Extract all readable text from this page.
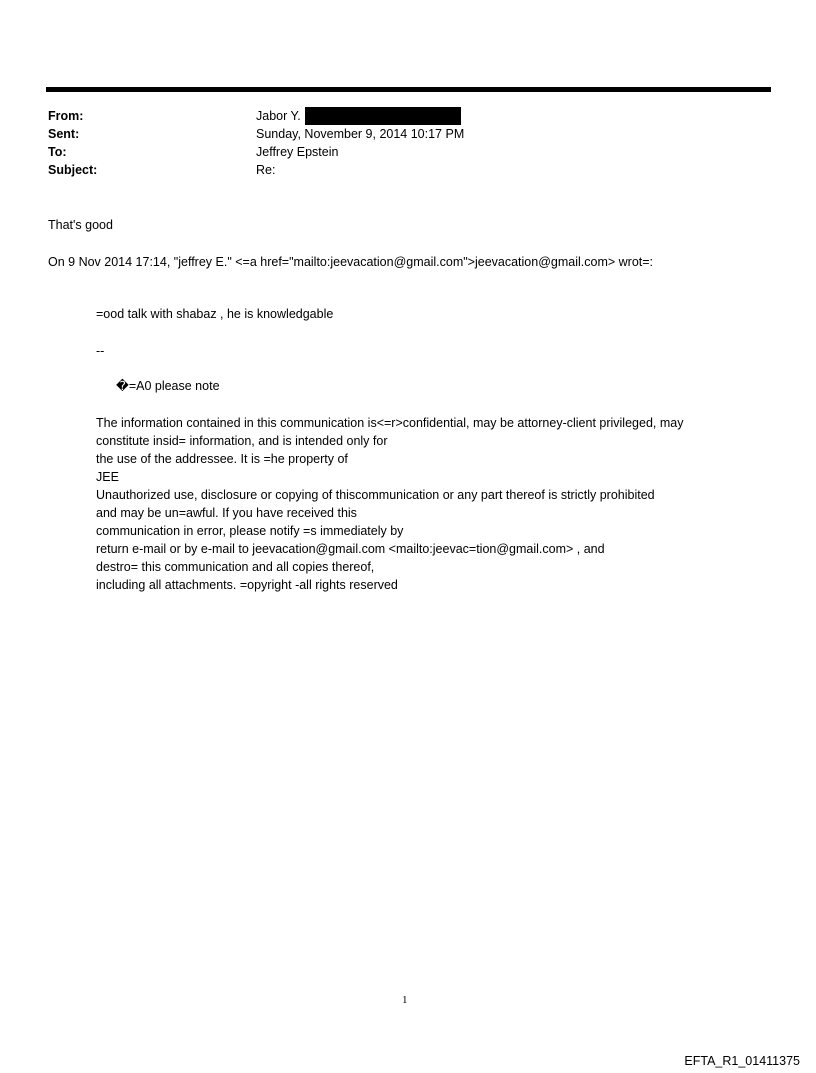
From:	Jabor Y.
Sent:	Sunday, November 9, 2014 10:17 PM
To:	Jeffrey Epstein
Subject:	Re:
That's good
On 9 Nov 2014 17:14, "jeffrey E." <=a href="mailto:jeevacation@gmail.com">jeevacation@gmail.com> wrot=:
=ood talk with shabaz , he is knowledgable
--
�=A0 please note
The information contained in this communication is<=r>confidential, may be attorney-client privileged, may
constitute insid= information, and is intended only for
the use of the addressee. It is =he property of
JEE
Unauthorized use, disclosure or copying of thiscommunication or any part thereof is strictly prohibited
and may be un=awful. If you have received this
communication in error, please notify =s immediately by
return e-mail or by e-mail to jeevacation@gmail.com <mailto:jeevac=tion@gmail.com> , and
destro= this communication and all copies thereof,
including all attachments. =opyright -all rights reserved
1
EFTA_R1_01411375
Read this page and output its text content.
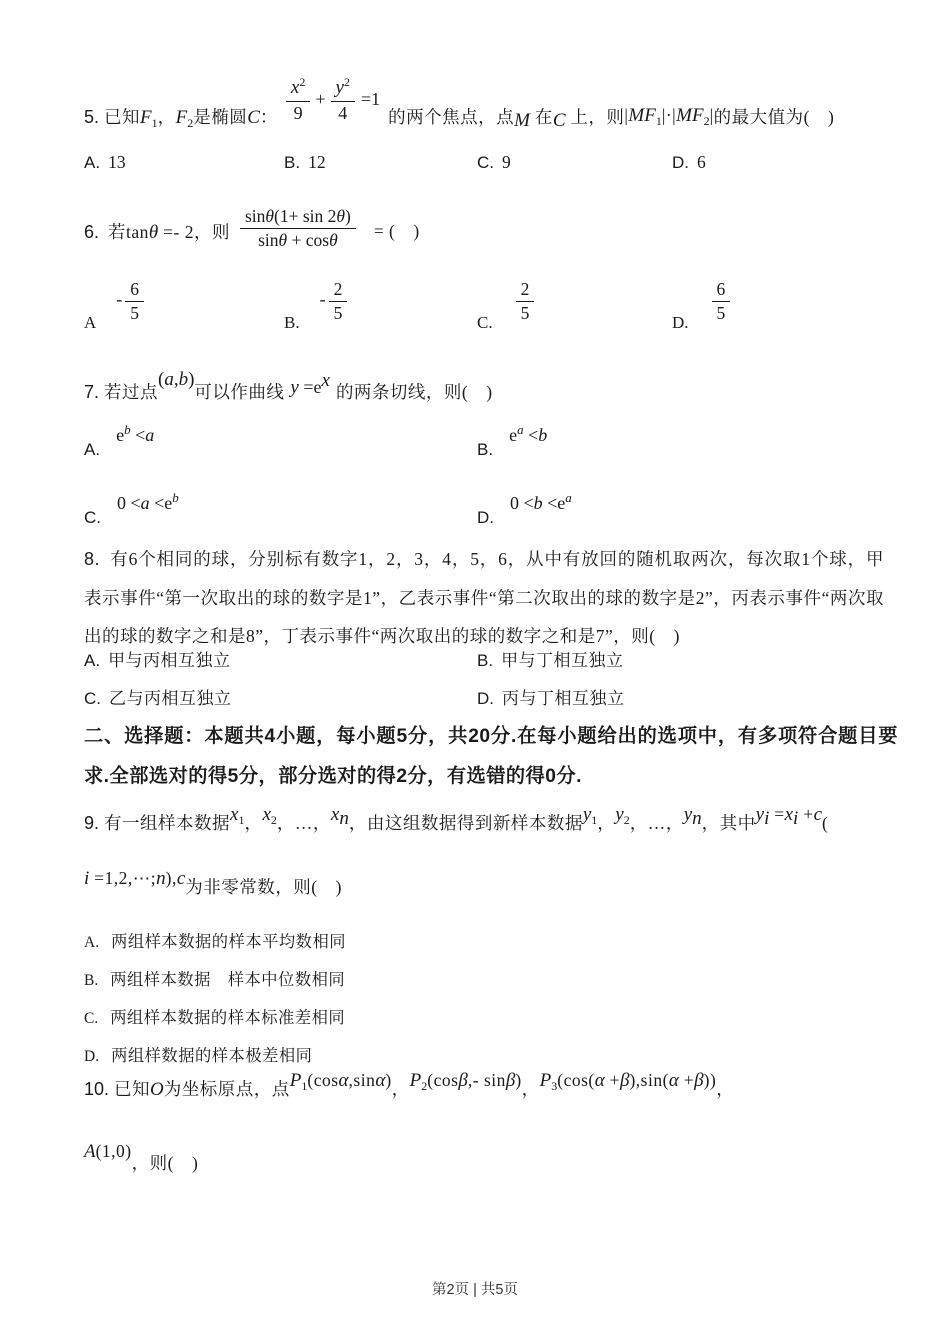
5. 已知$F_1$，$F_2$是椭圆C： $\frac{x^2}{9} + \frac{y^2}{4} =1$
的两个焦点，点M 在C 上，则$|MF_1|\cdot|MF_2|$的最大值为(　)
A. 13	B. 12	C. 9	D. 6
6. 若tanθ =- 2，则 $\frac{\sin\theta(1+ \sin 2\theta)}{\sin\theta + \cos\theta}$ = (　)
A
- $\frac{6}{5}$	B.
- $\frac{2}{5}$	C. $\frac{2}{5}$	D. $\frac{6}{5}$
7. 若过点(a,b)可以作曲线 $y =e^x$的两条切线，则(　)
A.
$e^b <a$
B.
$e^a <b$
C.
$0 <a <e^b$
D.
$0 <b <e^a$
8. 有6个相同的球，分别标有数字1，2，3，4，5，6，从中有放回的随机取两次，每次取1个球，甲表示事件“第一次取出的球的数字是1”，乙表示事件“第二次取出的球的数字是2”，丙表示事件“两次取出的球的数字之和是8”，丁表示事件“两次取出的球的数字之和是7”，则(　)
A. 甲与丙相互独立	B. 甲与丁相互独立
C. 乙与丙相互独立	D. 丙与丁相互独立
二、选择题：本题共4小题，每小题5分，共20分.在每小题给出的选项中，有多项符合题目要求.全部选对的得5分，部分选对的得2分，有选错的得0分.
9. 有一组样本数据$x_1$，$x_2$，…，$x_n$，由这组数据得到新样本数据$y_1$，$y_2$，…，$y_n$，其中$y_i =x_i +c$(
i =1,2,⋯;n),c为非零常数，则(　)
A. 两组样本数据的样本平均数相同
B. 两组样本数据　样本中位数相同
C. 两组样本数据的样本标准差相同
D. 两组样数据的样本极差相同
10. 已知O为坐标原点，点$P_1(\cos\alpha,\sin\alpha)$，$P_2(\cos\beta,-$ sinβ)，$P_3(\cos(\alpha +\beta),\sin(\alpha +\beta))$，
A(1,0)，则(　)
第2页 | 共5页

## DO THIS
Images should not appear in the copy; retype the listing above exactly.

## COMPLETED TASK
Extract all readable text from this page.
From:	Jabor Y.
Sent:	Sunday, November 9, 2014 10:17 PM
To:	Jeffrey Epstein
Subject:	Re:
That's good
On 9 Nov 2014 17:14, "jeffrey E." <=a href="mailto:jeevacation@gmail.com">jeevacation@gmail.com> wrot=:
=ood talk with shabaz , he is knowledgable
--
�=A0 please note
The information contained in this communication is<=r>confidential, may be attorney-client privileged, may
constitute insid= information, and is intended only for
the use of the addressee. It is =he property of
JEE
Unauthorized use, disclosure or copying of thiscommunication or any part thereof is strictly prohibited
and may be un=awful. If you have received this
communication in error, please notify =s immediately by
return e-mail or by e-mail to jeevacation@gmail.com <mailto:jeevac=tion@gmail.com> , and
destro= this communication and all copies thereof,
including all attachments. =opyright -all rights reserved
1
EFTA_R1_01411375
Read this page and output its text content.
5. 已知$F_1$，$F_2$是椭圆C： $\frac{x^2}{9} + \frac{y^2}{4} =1$
的两个焦点，点M 在C 上，则$|MF_1|\cdot|MF_2|$的最大值为(　)
A. 13	B. 12	C. 9	D. 6
6. 若tanθ =- 2，则 $\frac{\sin\theta(1+ \sin 2\theta)}{\sin\theta + \cos\theta}$ = (　)
A
- $\frac{6}{5}$	B.
- $\frac{2}{5}$	C. $\frac{2}{5}$	D. $\frac{6}{5}$
7. 若过点(a,b)可以作曲线 $y =e^x$的两条切线，则(　)
A.
$e^b <a$
B.
$e^a <b$
C.
$0 <a <e^b$
D.
$0 <b <e^a$
8. 有6个相同的球，分别标有数字1，2，3，4，5，6，从中有放回的随机取两次，每次取1个球，甲表示事件“第一次取出的球的数字是1”，乙表示事件“第二次取出的球的数字是2”，丙表示事件“两次取出的球的数字之和是8”，丁表示事件“两次取出的球的数字之和是7”，则(　)
A. 甲与丙相互独立	B. 甲与丁相互独立
C. 乙与丙相互独立	D. 丙与丁相互独立
二、选择题：本题共4小题，每小题5分，共20分.在每小题给出的选项中，有多项符合题目要求.全部选对的得5分，部分选对的得2分，有选错的得0分.
9. 有一组样本数据$x_1$，$x_2$，…，$x_n$，由这组数据得到新样本数据$y_1$，$y_2$，…，$y_n$，其中$y_i =x_i +c$(
i =1,2,⋯;n),c为非零常数，则(　)
A. 两组样本数据的样本平均数相同
B. 两组样本数据　样本中位数相同
C. 两组样本数据的样本标准差相同
D. 两组样数据的样本极差相同
10. 已知O为坐标原点，点$P_1(\cos\alpha,\sin\alpha)$，$P_2(\cos\beta,-$ sinβ)，$P_3(\cos(\alpha +\beta),\sin(\alpha +\beta))$，
A(1,0)，则(　)
第2页 | 共5页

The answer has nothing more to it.